◆ Items from a data source:

<<<<

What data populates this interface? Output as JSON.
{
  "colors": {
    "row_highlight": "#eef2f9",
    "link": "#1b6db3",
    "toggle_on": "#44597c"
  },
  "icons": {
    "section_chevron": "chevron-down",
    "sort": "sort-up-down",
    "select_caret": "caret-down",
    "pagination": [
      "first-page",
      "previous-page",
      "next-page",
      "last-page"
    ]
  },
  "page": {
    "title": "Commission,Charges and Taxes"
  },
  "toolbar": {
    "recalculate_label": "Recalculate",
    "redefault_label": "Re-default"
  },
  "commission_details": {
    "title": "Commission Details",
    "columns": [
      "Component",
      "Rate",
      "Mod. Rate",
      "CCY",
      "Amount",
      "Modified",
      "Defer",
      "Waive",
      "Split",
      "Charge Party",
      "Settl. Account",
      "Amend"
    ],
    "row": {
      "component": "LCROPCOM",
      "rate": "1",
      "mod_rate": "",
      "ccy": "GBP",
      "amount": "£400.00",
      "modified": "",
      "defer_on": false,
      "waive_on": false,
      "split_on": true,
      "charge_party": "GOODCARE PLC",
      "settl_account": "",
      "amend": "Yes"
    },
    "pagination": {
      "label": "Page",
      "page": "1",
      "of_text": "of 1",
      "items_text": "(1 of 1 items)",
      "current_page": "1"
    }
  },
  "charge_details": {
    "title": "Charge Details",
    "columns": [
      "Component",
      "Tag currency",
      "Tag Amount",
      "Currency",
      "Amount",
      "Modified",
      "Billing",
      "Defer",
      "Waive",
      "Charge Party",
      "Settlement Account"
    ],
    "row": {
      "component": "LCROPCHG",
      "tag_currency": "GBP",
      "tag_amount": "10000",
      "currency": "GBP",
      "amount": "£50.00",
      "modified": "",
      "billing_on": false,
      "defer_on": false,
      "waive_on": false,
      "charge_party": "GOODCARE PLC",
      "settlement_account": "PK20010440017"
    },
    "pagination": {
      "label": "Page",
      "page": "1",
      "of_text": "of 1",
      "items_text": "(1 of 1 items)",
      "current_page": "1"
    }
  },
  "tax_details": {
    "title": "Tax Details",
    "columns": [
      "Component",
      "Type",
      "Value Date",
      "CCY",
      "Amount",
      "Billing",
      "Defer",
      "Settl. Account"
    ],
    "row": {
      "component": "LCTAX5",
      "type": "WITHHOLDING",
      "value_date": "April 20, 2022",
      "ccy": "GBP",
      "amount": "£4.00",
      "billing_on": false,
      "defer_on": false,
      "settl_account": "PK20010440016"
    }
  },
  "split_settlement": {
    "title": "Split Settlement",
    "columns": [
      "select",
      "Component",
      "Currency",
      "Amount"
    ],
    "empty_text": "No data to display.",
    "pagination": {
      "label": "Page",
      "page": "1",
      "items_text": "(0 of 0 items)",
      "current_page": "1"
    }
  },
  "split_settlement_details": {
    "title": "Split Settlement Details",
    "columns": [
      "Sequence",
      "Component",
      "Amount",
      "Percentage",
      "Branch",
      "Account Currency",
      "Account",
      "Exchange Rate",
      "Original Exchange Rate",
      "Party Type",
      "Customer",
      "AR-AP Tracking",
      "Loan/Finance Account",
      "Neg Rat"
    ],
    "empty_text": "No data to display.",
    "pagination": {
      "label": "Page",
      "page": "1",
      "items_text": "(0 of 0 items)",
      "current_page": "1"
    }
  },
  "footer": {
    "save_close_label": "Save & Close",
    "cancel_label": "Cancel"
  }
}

>>>>

◆ GOAL: Go through the records above and copy every line with the word "down".

◆ RESULT BELOW:
    "section_chevron": "chevron-down",
    "sort": "sort-up-down",
    "select_caret": "caret-down",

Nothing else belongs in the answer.